#### Records for the exercise:

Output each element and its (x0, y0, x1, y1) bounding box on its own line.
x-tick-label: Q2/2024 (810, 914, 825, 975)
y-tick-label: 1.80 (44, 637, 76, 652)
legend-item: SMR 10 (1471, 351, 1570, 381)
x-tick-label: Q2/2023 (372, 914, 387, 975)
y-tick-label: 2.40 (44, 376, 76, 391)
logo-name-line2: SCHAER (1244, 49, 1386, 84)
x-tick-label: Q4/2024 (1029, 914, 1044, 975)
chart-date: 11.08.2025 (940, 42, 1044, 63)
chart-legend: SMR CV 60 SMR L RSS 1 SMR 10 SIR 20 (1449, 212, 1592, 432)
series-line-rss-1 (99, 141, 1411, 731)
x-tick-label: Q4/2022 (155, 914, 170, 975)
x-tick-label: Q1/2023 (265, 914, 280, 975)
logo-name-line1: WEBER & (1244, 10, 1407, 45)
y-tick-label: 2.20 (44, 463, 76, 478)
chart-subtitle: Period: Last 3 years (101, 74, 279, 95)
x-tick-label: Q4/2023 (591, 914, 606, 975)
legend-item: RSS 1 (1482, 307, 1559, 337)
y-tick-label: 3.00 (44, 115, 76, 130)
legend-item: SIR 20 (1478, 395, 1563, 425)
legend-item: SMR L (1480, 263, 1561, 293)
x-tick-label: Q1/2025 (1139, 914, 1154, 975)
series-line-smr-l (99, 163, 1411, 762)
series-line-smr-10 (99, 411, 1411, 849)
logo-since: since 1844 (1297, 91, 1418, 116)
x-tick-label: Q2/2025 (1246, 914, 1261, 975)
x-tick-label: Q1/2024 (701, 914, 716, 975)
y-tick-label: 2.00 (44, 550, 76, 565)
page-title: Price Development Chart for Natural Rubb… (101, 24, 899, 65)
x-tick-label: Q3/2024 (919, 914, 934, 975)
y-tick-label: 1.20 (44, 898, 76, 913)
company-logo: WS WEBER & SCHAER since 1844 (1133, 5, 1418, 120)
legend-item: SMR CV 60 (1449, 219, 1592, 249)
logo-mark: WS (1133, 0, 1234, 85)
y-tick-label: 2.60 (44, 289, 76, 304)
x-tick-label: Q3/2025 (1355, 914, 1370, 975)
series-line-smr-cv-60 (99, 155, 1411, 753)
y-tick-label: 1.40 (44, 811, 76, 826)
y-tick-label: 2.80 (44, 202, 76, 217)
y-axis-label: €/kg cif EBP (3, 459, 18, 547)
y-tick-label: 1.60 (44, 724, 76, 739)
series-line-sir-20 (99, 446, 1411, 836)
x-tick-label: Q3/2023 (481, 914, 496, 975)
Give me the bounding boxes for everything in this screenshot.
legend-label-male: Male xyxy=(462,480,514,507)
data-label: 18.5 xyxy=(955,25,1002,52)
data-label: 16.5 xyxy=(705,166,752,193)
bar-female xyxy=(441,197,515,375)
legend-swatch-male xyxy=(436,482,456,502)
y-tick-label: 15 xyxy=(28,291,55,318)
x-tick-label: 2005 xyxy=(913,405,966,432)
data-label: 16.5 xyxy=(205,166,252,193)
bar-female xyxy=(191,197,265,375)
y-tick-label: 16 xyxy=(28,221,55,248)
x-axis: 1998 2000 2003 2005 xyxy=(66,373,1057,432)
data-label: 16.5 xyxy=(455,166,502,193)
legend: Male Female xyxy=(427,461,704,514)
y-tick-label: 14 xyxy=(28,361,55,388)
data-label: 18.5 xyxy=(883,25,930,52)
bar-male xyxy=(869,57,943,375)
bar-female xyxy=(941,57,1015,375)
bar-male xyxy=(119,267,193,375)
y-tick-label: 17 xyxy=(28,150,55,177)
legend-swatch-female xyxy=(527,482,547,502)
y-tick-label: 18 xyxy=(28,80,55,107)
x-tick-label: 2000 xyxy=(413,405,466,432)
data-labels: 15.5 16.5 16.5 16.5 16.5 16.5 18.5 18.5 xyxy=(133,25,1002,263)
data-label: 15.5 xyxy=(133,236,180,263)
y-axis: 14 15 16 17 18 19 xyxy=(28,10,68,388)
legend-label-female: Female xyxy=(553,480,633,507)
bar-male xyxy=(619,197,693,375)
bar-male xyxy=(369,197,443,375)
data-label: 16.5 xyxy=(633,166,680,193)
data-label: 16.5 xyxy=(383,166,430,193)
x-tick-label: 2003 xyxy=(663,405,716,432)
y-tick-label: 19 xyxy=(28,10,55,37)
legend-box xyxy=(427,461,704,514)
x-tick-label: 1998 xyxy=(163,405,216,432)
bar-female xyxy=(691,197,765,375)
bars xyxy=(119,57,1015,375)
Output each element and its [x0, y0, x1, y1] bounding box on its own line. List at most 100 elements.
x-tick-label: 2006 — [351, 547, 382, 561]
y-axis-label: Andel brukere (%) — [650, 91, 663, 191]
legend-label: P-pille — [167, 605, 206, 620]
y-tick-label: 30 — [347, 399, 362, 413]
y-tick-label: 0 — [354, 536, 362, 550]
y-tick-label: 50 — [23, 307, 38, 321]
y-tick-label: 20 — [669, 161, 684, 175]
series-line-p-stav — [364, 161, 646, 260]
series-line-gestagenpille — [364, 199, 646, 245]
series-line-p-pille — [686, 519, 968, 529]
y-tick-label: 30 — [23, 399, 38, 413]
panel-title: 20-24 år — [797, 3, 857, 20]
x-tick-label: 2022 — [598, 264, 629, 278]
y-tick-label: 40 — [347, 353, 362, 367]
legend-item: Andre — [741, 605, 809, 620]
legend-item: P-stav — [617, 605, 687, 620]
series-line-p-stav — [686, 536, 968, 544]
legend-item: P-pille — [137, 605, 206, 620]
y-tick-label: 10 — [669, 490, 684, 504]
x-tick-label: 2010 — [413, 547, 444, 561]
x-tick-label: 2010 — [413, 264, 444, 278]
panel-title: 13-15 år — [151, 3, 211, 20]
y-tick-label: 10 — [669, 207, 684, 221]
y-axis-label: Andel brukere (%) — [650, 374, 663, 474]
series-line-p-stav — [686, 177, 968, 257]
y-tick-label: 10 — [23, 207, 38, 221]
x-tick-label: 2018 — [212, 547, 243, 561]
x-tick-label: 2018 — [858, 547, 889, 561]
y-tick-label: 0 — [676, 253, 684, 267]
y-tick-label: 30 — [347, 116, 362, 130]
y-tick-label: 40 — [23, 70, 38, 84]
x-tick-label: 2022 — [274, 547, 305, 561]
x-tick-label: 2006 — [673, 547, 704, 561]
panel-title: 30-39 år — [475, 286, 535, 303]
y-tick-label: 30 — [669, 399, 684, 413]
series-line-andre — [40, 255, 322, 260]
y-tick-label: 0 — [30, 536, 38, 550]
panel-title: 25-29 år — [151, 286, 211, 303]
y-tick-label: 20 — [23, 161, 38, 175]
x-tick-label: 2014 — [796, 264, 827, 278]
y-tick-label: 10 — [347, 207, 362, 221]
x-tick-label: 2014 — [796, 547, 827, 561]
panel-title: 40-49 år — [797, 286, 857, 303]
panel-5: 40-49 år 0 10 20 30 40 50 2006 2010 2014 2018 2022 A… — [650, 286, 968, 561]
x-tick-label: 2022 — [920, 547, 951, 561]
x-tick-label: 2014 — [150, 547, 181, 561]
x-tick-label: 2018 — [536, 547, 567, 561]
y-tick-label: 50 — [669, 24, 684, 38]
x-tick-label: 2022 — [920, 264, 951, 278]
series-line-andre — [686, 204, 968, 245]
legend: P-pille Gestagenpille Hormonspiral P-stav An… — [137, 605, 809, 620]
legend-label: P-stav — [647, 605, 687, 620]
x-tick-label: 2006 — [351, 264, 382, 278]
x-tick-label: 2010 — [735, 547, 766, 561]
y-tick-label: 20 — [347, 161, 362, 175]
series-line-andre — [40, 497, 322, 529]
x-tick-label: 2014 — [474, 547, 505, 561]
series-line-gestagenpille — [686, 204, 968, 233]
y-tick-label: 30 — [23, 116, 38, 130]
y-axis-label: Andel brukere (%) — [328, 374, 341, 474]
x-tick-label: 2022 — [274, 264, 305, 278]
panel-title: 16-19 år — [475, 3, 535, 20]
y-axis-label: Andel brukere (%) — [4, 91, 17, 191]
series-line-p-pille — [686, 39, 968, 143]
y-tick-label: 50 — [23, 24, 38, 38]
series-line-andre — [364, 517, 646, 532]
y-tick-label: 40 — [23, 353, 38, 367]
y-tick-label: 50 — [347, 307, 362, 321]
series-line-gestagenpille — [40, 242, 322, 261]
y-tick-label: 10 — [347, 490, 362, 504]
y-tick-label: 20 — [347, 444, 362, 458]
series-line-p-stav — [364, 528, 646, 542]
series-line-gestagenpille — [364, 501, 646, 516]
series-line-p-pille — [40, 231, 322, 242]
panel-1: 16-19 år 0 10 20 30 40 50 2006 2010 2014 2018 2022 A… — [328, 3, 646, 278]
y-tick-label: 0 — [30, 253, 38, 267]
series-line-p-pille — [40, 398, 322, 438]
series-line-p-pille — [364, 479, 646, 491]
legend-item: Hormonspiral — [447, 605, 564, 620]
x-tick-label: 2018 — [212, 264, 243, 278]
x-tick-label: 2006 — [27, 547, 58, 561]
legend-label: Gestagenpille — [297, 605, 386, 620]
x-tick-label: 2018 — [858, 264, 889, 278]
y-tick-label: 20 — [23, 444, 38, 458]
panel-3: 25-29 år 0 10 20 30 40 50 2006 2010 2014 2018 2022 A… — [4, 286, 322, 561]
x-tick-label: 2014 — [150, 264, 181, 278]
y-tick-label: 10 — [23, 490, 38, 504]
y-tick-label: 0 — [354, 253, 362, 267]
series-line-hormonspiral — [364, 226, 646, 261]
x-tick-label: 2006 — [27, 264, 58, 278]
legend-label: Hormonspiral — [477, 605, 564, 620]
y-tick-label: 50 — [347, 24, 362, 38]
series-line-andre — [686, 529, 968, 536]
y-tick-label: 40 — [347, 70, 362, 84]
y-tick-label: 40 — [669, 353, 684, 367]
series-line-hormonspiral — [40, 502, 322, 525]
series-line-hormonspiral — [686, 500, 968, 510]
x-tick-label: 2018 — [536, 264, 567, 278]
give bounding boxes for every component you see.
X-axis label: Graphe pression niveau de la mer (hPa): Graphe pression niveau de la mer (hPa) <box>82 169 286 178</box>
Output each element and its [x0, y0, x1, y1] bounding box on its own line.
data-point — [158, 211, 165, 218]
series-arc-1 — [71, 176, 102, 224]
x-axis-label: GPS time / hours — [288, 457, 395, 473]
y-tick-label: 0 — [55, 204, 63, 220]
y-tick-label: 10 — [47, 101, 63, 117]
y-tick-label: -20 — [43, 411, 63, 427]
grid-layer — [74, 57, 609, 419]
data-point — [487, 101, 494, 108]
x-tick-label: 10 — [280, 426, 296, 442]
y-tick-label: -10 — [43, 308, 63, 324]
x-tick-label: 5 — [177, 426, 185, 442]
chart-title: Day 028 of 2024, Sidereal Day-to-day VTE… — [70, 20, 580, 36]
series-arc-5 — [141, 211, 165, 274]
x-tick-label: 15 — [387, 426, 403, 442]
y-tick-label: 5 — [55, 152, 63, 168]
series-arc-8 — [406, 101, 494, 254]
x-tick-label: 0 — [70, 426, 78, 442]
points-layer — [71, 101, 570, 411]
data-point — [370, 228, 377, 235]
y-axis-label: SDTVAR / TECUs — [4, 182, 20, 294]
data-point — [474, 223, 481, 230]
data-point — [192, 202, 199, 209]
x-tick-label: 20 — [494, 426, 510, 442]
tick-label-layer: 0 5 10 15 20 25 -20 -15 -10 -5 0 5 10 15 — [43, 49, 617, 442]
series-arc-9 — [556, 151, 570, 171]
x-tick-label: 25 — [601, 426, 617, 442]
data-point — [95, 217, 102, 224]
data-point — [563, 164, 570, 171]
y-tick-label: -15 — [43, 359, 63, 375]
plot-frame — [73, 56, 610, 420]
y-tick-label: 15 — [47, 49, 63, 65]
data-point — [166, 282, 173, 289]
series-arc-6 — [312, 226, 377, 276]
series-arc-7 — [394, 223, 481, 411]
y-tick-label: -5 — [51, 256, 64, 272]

#### To do:
Quote the stretch of the records from the very start through the line that contains "logo-name-line1: WEBER & (1244, 10, 1407, 45)", reproducing each line word for word.

#### Response for this exercise:
Output each element and its (x0, y0, x1, y1) bounding box on its own line.
x-tick-label: Q2/2024 (810, 914, 825, 975)
y-tick-label: 1.80 (44, 637, 76, 652)
legend-item: SMR 10 (1471, 351, 1570, 381)
x-tick-label: Q2/2023 (372, 914, 387, 975)
y-tick-label: 2.40 (44, 376, 76, 391)
logo-name-line2: SCHAER (1244, 49, 1386, 84)
x-tick-label: Q4/2024 (1029, 914, 1044, 975)
chart-date: 11.08.2025 (940, 42, 1044, 63)
chart-legend: SMR CV 60 SMR L RSS 1 SMR 10 SIR 20 (1449, 212, 1592, 432)
series-line-rss-1 (99, 141, 1411, 731)
x-tick-label: Q4/2022 (155, 914, 170, 975)
x-tick-label: Q1/2023 (265, 914, 280, 975)
logo-name-line1: WEBER & (1244, 10, 1407, 45)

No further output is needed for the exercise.